● **Exercise objective**: Write out all the material exactly. Leave nothing out.

● **Information supplied**:

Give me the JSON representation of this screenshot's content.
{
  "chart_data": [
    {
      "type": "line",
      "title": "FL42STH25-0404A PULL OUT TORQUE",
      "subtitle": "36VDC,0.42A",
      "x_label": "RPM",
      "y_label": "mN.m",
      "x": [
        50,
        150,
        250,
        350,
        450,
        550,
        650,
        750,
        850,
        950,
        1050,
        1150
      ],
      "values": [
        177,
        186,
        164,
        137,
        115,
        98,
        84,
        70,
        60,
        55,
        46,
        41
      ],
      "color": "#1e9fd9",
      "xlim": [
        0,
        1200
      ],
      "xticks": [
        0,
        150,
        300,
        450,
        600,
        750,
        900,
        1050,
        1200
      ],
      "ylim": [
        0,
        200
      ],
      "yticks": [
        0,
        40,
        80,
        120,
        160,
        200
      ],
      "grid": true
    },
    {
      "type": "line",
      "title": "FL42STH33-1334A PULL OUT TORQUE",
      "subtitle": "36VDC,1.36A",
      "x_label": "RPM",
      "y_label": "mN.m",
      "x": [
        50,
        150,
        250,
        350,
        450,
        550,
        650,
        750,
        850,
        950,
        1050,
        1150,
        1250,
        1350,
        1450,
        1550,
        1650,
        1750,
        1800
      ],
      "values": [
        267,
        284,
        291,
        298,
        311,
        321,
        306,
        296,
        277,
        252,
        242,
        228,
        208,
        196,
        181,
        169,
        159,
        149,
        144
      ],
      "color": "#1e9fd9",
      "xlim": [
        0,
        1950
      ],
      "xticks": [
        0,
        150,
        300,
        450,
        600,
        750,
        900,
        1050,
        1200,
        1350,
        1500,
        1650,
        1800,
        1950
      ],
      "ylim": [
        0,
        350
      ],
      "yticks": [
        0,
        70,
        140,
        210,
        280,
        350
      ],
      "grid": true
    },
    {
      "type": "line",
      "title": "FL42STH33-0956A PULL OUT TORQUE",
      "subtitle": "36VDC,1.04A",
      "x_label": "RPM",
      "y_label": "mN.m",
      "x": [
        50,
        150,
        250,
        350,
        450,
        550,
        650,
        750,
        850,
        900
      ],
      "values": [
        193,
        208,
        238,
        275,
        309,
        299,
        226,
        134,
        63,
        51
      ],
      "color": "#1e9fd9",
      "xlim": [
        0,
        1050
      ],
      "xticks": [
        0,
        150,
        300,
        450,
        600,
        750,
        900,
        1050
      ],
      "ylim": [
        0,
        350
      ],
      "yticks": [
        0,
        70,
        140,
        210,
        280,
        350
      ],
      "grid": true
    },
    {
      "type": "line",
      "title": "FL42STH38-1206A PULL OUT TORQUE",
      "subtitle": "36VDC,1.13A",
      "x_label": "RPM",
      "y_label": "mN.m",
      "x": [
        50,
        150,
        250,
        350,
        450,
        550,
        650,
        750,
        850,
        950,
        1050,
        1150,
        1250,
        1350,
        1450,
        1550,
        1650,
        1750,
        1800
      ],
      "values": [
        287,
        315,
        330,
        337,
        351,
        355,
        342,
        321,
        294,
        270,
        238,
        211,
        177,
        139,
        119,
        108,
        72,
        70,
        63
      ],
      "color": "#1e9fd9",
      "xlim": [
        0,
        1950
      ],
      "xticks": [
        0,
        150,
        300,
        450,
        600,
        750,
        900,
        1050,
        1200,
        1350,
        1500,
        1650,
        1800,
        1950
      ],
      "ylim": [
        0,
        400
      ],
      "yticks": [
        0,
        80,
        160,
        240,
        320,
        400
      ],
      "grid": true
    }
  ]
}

● **Right answer**:
Give me the JSON representation of this screenshot's content.
{
  "chart_data": [
    {
      "type": "line",
      "title": "FL42STH25-0404A PULL OUT TORQUE",
      "subtitle": "36VDC,0.42A",
      "x_label": "RPM",
      "y_label": "mN.m",
      "x": [
        50,
        150,
        250,
        350,
        450,
        550,
        650,
        750,
        850,
        950,
        1050,
        1150
      ],
      "values": [
        177,
        186,
        164,
        137,
        115,
        98,
        84,
        70,
        60,
        55,
        46,
        41
      ],
      "color": "#1e9fd9",
      "xlim": [
        0,
        1200
      ],
      "xticks": [
        0,
        150,
        300,
        450,
        600,
        750,
        900,
        1050,
        1200
      ],
      "ylim": [
        0,
        200
      ],
      "yticks": [
        0,
        40,
        80,
        120,
        160,
        200
      ],
      "grid": true
    },
    {
      "type": "line",
      "title": "FL42STH33-1334A PULL OUT TORQUE",
      "subtitle": "36VDC,1.36A",
      "x_label": "RPM",
      "y_label": "mN.m",
      "x": [
        50,
        150,
        250,
        350,
        450,
        550,
        650,
        750,
        850,
        950,
        1050,
        1150,
        1250,
        1350,
        1450,
        1550,
        1650,
        1750,
        1800
      ],
      "values": [
        267,
        284,
        291,
        298,
        311,
        321,
        306,
        296,
        277,
        252,
        242,
        228,
        208,
        196,
        181,
        169,
        159,
        149,
        144
      ],
      "color": "#1e9fd9",
      "xlim": [
        0,
        1950
      ],
      "xticks": [
        0,
        150,
        300,
        450,
        600,
        750,
        900,
        1050,
        1200,
        1350,
        1500,
        1650,
        1800,
        1950
      ],
      "ylim": [
        0,
        350
      ],
      "yticks": [
        0,
        70,
        140,
        210,
        280,
        350
      ],
      "grid": true
    },
    {
      "type": "line",
      "title": "FL42STH33-0956A PULL OUT TORQUE",
      "subtitle": "36VDC,1.04A",
      "x_label": "RPM",
      "y_label": "mN.m",
      "x": [
        50,
        150,
        250,
        350,
        450,
        550,
        650,
        750,
        850,
        900
      ],
      "values": [
        193,
        208,
        238,
        275,
        309,
        299,
        226,
        134,
        63,
        51
      ],
      "color": "#1e9fd9",
      "xlim": [
        0,
        1050
      ],
      "xticks": [
        0,
        150,
        300,
        450,
        600,
        750,
        900,
        1050
      ],
      "ylim": [
        0,
        350
      ],
      "yticks": [
        0,
        70,
        140,
        210,
        280,
        350
      ],
      "grid": true
    },
    {
      "type": "line",
      "title": "FL42STH38-1206A PULL OUT TORQUE",
      "subtitle": "36VDC,1.13A",
      "x_label": "RPM",
      "y_label": "mN.m",
      "x": [
        50,
        150,
        250,
        350,
        450,
        550,
        650,
        750,
        850,
        950,
        1050,
        1150,
        1250,
        1350,
        1450,
        1550,
        1650,
        1750,
        1800
      ],
      "values": [
        287,
        315,
        330,
        337,
        351,
        355,
        342,
        321,
        294,
        270,
        238,
        211,
        177,
        139,
        119,
        108,
        72,
        70,
        63
      ],
      "color": "#1e9fd9",
      "xlim": [
        0,
        1950
      ],
      "xticks": [
        0,
        150,
        300,
        450,
        600,
        750,
        900,
        1050,
        1200,
        1350,
        1500,
        1650,
        1800,
        1950
      ],
      "ylim": [
        0,
        400
      ],
      "yticks": [
        0,
        80,
        160,
        240,
        320,
        400
      ],
      "grid": true
    }
  ]
}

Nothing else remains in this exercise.